▶ _Aufgaben und Übungen_
1 - Prüfen Sie, ob die folgenden Aussagen mit dem Textauszug zur Konzernverantwortungsinitiative übereinstimmen, und belegen Sie jede Antwort (Ja oder Nein) mit dem wörtlichen Zitat der entscheidenden Textstelle: (a) Ende 2020 stimmten 50.7 Prozent der Schweizer Stimmbevölkerung der Initiative zu. (b) Der indirekte Gegenvorschlag enthält eine umfassende menschenrechtliche Sorgfaltspflicht. (c) KMU im Hochrisikobereich bleiben laut Verordnung sorgfaltspflichtig.
2 - Erläutern Sie anhand des Textauszugs zur Konzernverantwortungsinitiative in ein bis drei Sätzen, weshalb eine Anpassung des Verordnungsentwurfs als besonders wichtig bezeichnet wird.
3 - An welchem Datum soll der indirekte Gegenvorschlag des Parlaments laut dem Textauszug zur Konzernverantwortungsinitiative in Kraft treten?

▶ _Textauszug_
-*-*-
Die Verordnung zum Gegenvorschlag zur Konzernverantwortungsinitiative schützt nur ungenügend vor Kinderarbeit und ist international überholt. Mit dieser Verordnung verwässert der Bundesrat die Gesetzesregulierung. Nur noch wenige Unternehmen sind dadurch von der Sorgfaltspflicht betroffen.

Ende 2020 stimmten 50.7 Prozent der Schweizer Stimmbevölkerung der Konzernverantwortungsinitiative (KVI) zu. Diese scheiterte jedoch am Ständemehr. Der indirekte Gegenvorschlag des Parlaments soll nun am 1. Januar 2022 in Kraft treten. Dieses Gesetz geht viel weniger weit als die ursprünglich vorgeschlagene Initiative es forderte und beinhaltet keine umfassende menschenrechtliche Sorgfaltspflicht, sondern lediglich Sorgfaltspflichten bezüglich Kinderarbeit und Konfliktmineralien sowie eine Berichterstattungspflicht. Um diesen Gegenvorschlag umzusetzen, hat der Bundesrat nun eine Verordnung zum Gegenvorschlag zur KVI vorgelegt.

Mit dieser Verordnung verwässert der Bundesrat die Gesetzesregulierung jedoch. Nur noch wenige Unternehmen sind dadurch von der Sorgfaltspflicht betroffen. Eine Anpassung des Verordnungsentwurfs ist in unseren Augen unerlässlich, damit die Schweiz wenigstens die im Gesetz vorgesehen beschränkten Sorgfaltspflichten effizient umsetzen kann. Dies ist deshalb besonders wichtig, weil der Gesetzesvorschlag im internationalen Vergleich bereits hinterherhinkt, was für Schweizer Unternehmen ein Wettbewerbsnachteil darstellen kann. Der Richtlinien-Entwurf des EU-Parlaments, das deutsche Lieferkettengesetz, das französische Loi de Vigilance sowie das neue norwegische Gesetz gehen alle weiter und sehen umfassende Sorgfaltspflichten mit behördlicher Kontrolle, Haftung oder sogar strafrechtlichen Sanktionen vor.

 

Zusammenfassung der wichtigsten Punkte der Stellungnahme von Fairtrade Max Havelaar, welche wir dem Bundesrat am 9. Juli 2021 eingereicht haben:  


Wir fordern, dass nicht zu viele Unternehmen von der Sorgfaltspflicht befreit werden  

KMU werden vom Bundesrat gänzlich von der Sorgfaltspflicht befreit – unabhängig davon, ob sie im Hochrisikobereich tätig sind. Dies entspricht nicht dem risikobasierten Ansatz, welcher im Gesetz und den internationalen Standards verlangt wird.
-*-*-
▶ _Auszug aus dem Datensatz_

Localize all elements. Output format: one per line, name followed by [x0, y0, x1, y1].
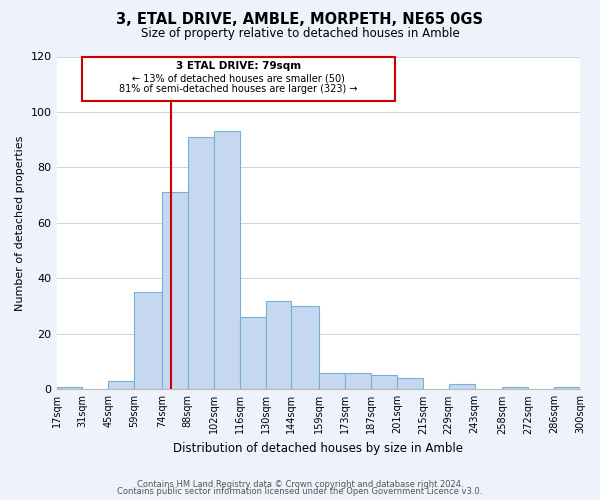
- Bar: [292, 306, 319, 390]
- Bar: [239, 317, 266, 390]
- Text: 81% of semi-detached houses are larger (323) →: 81% of semi-detached houses are larger (…: [119, 84, 358, 94]
- Bar: [134, 292, 162, 390]
- X-axis label: Distribution of detached houses by size in Amble: Distribution of detached houses by size …: [173, 442, 463, 455]
- Bar: [397, 378, 423, 390]
- Bar: [214, 132, 239, 390]
- Bar: [554, 386, 580, 390]
- Bar: [345, 372, 371, 390]
- Text: ← 13% of detached houses are smaller (50): ← 13% of detached houses are smaller (50…: [132, 73, 345, 83]
- Text: 3 ETAL DRIVE: 79sqm: 3 ETAL DRIVE: 79sqm: [176, 60, 301, 70]
- Text: Contains HM Land Registry data © Crown copyright and database right 2024.: Contains HM Land Registry data © Crown c…: [137, 480, 463, 489]
- Bar: [449, 384, 475, 390]
- Y-axis label: Number of detached properties: Number of detached properties: [15, 135, 25, 310]
- Bar: [502, 386, 528, 390]
- Bar: [56, 386, 82, 390]
- Text: Contains public sector information licensed under the Open Government Licence v3: Contains public sector information licen…: [118, 488, 482, 496]
- Bar: [371, 376, 397, 390]
- FancyBboxPatch shape: [82, 56, 395, 101]
- Text: 3, ETAL DRIVE, AMBLE, MORPETH, NE65 0GS: 3, ETAL DRIVE, AMBLE, MORPETH, NE65 0GS: [116, 12, 484, 28]
- Bar: [319, 372, 345, 390]
- Text: Size of property relative to detached houses in Amble: Size of property relative to detached ho…: [140, 28, 460, 40]
- Bar: [109, 381, 134, 390]
- Bar: [162, 192, 188, 390]
- Bar: [188, 137, 214, 390]
- Bar: [266, 300, 292, 390]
-*-*-
▶ _Lösungen_
1 -
(a) Ja: „Ende 2020 stimmten 50.7 Prozent der Schweizer Stimmbevölkerung der Konzernverantwortungsinitiative (KVI) zu.“
(b) Nein: „beinhaltet keine umfassende menschenrechtliche Sorgfaltspflicht“
(c) Nein: „KMU werden vom Bundesrat gänzlich von der Sorgfaltspflicht befreit – unabhängig davon, ob sie im Hochrisikobereich tätig sind.“

2 - Die Anpassung ist besonders wichtig, weil der Gesetzesvorschlag im internationalen Vergleich bereits hinterherhinkt. Dies kann für Schweizer Unternehmen einen Wettbewerbsnachteil darstellen.

3 - Am 1. Januar 2022.